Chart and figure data

◇ ◇ ◇ ◇

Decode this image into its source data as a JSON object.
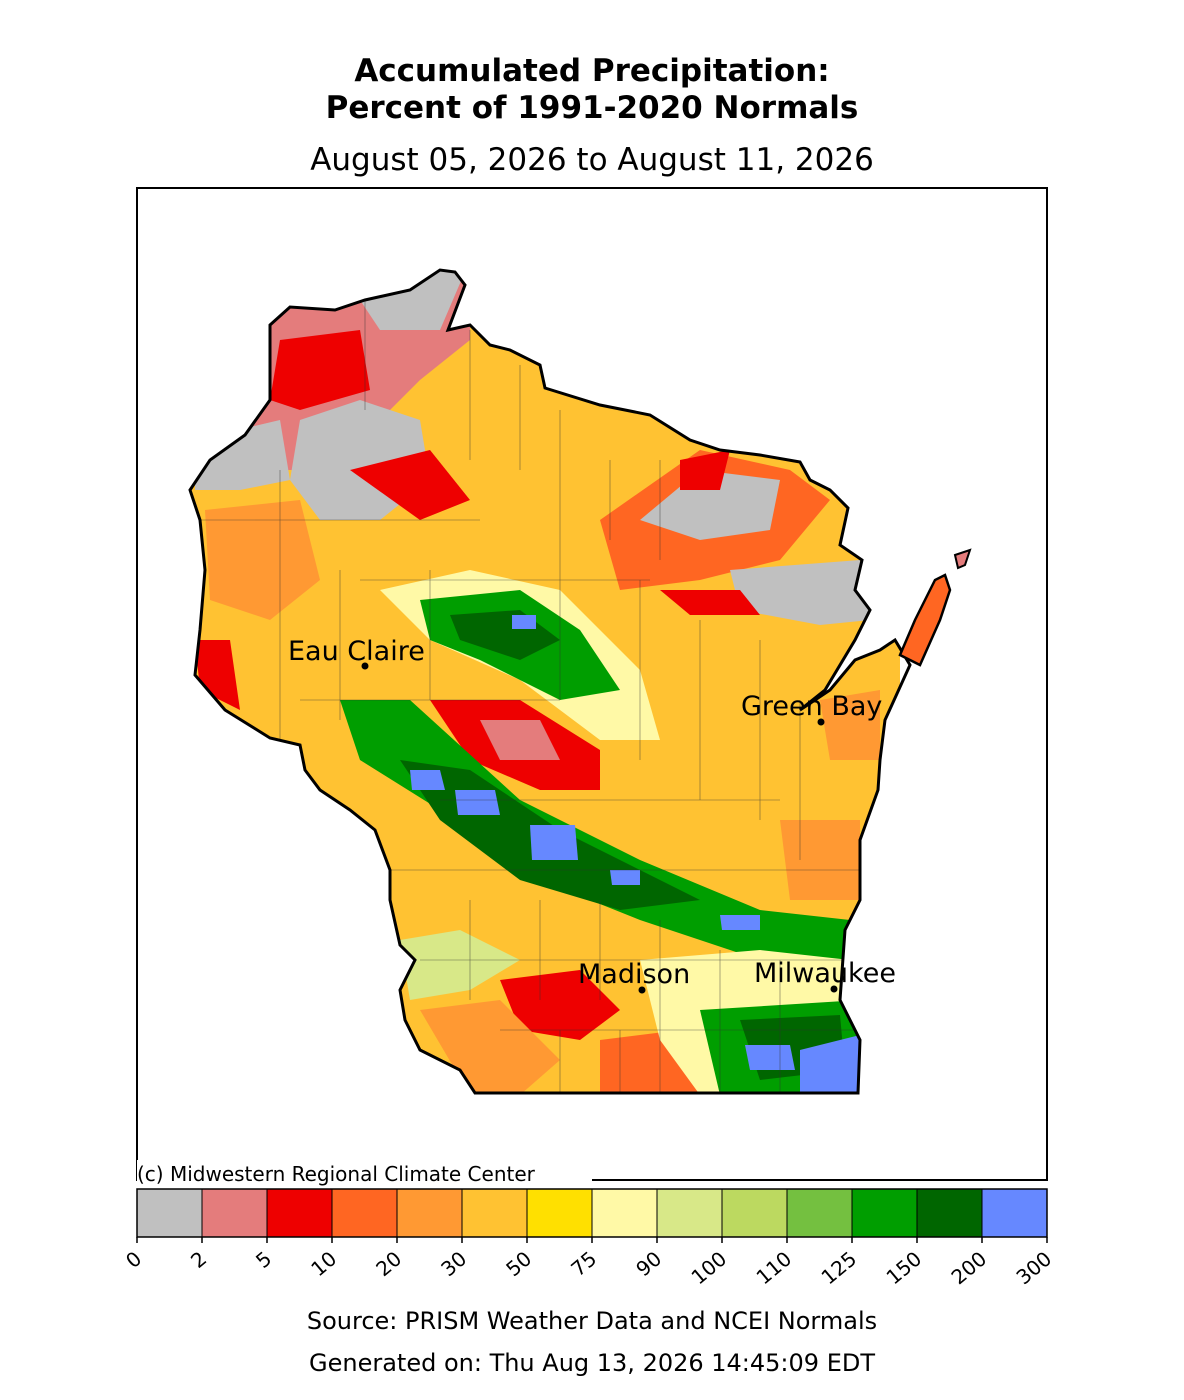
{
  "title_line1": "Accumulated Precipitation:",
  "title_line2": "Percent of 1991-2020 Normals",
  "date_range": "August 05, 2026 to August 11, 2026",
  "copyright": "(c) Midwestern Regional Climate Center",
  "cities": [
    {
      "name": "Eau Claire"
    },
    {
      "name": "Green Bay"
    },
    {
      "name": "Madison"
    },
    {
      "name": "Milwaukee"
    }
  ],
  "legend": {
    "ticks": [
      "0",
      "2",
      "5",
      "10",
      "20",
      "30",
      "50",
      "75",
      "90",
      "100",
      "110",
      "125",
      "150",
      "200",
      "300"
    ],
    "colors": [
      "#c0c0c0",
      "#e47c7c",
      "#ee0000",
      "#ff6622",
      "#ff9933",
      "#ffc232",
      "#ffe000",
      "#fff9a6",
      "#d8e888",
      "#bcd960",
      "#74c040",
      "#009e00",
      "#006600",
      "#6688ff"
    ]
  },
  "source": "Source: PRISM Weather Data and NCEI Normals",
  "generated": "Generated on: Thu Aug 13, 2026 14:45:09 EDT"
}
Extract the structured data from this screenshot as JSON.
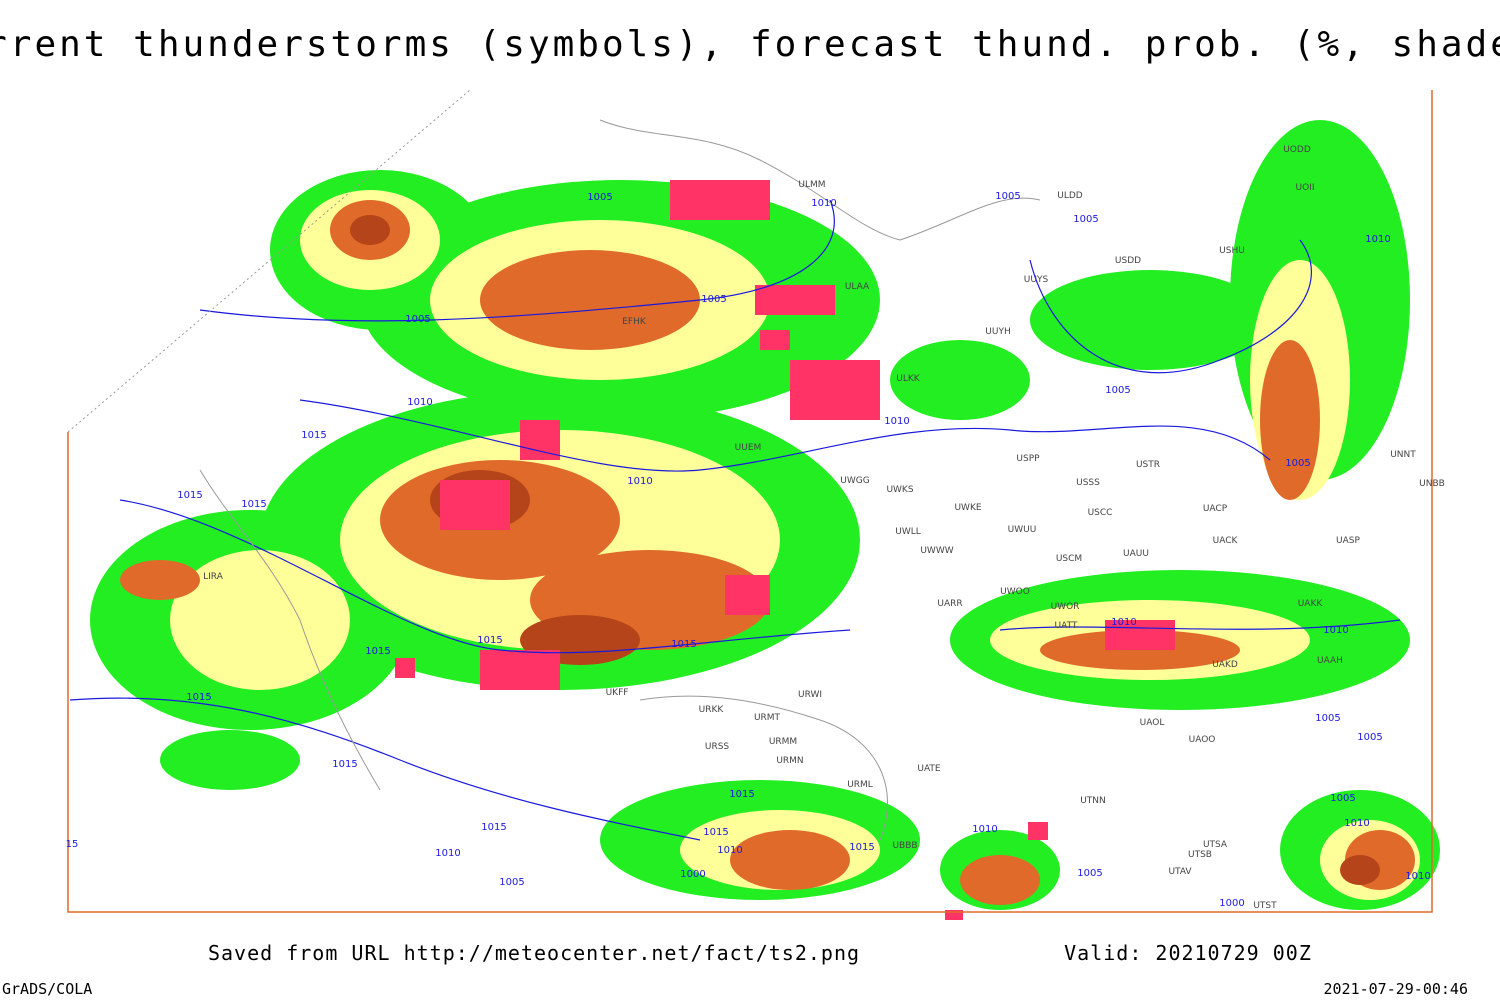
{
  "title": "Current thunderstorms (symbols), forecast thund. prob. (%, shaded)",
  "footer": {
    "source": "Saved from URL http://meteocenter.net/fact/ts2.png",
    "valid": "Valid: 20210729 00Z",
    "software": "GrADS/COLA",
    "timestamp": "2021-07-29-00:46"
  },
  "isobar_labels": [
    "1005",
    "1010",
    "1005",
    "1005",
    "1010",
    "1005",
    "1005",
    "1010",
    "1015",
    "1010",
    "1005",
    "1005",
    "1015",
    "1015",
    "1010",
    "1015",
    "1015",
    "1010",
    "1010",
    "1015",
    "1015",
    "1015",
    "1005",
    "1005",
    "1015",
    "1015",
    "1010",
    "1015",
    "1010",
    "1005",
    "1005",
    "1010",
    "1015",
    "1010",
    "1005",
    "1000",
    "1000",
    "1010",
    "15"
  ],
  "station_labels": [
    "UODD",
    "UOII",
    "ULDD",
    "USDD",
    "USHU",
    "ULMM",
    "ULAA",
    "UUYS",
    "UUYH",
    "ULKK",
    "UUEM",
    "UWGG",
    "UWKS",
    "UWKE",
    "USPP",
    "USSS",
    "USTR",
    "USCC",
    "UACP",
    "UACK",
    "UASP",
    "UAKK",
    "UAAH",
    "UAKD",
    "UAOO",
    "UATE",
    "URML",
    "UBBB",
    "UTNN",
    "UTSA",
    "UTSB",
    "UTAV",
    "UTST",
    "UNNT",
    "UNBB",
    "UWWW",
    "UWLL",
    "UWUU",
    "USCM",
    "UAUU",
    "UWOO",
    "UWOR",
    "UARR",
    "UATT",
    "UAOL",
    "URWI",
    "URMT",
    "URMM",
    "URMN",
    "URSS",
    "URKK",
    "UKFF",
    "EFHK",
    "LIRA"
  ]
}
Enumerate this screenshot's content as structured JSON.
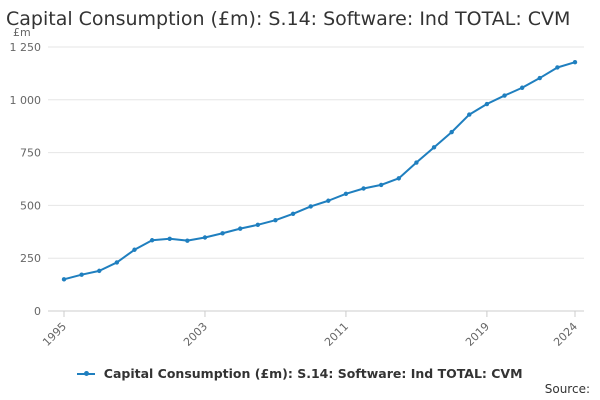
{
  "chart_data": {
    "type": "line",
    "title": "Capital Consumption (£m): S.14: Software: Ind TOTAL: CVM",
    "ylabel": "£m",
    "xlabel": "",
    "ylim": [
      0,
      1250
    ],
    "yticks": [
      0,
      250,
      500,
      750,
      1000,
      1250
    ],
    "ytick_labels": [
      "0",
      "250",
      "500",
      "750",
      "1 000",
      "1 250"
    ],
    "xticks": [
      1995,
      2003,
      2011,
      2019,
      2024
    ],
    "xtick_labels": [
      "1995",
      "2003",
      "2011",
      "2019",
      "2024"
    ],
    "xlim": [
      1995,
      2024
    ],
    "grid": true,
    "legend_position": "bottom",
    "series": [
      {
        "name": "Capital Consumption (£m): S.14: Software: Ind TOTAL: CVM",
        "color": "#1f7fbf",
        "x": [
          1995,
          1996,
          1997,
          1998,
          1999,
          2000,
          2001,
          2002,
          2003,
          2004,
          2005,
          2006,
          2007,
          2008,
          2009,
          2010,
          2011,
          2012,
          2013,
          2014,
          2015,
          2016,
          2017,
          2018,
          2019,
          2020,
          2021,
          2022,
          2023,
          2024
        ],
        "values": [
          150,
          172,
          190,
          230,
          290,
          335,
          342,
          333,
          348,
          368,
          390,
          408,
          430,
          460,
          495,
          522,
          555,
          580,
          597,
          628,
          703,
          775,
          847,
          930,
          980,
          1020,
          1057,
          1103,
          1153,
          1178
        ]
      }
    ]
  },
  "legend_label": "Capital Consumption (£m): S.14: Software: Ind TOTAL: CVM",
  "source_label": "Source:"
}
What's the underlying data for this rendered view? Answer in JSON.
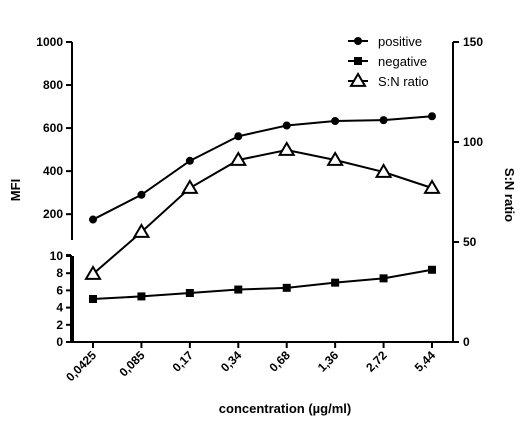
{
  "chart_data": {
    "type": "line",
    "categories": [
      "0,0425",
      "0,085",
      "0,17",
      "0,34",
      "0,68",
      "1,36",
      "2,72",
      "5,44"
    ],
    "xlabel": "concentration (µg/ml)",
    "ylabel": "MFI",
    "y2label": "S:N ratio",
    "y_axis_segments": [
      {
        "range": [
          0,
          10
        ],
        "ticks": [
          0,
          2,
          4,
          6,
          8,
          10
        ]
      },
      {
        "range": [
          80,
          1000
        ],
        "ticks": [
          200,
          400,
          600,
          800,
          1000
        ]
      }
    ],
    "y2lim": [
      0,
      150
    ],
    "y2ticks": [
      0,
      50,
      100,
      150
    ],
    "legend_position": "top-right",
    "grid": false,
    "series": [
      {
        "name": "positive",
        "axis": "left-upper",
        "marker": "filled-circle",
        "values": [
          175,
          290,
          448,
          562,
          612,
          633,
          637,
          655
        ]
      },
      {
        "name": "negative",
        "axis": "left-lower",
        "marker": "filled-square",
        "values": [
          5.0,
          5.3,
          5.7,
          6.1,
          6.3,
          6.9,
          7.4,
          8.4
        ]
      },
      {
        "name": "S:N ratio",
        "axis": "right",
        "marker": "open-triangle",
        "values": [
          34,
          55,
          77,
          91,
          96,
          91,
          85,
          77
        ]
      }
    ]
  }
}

◇ ◇ ◇ ◇

_Exercise description_
From the records given above, copy all lines containing "this".

_In response_
Decode this image into its source data as a JSON object.
Extract the structured data from this screenshot as JSON.
Enumerate this screenshot's content as structured JSON.
What's the underlying data for this rendered view? Answer in JSON.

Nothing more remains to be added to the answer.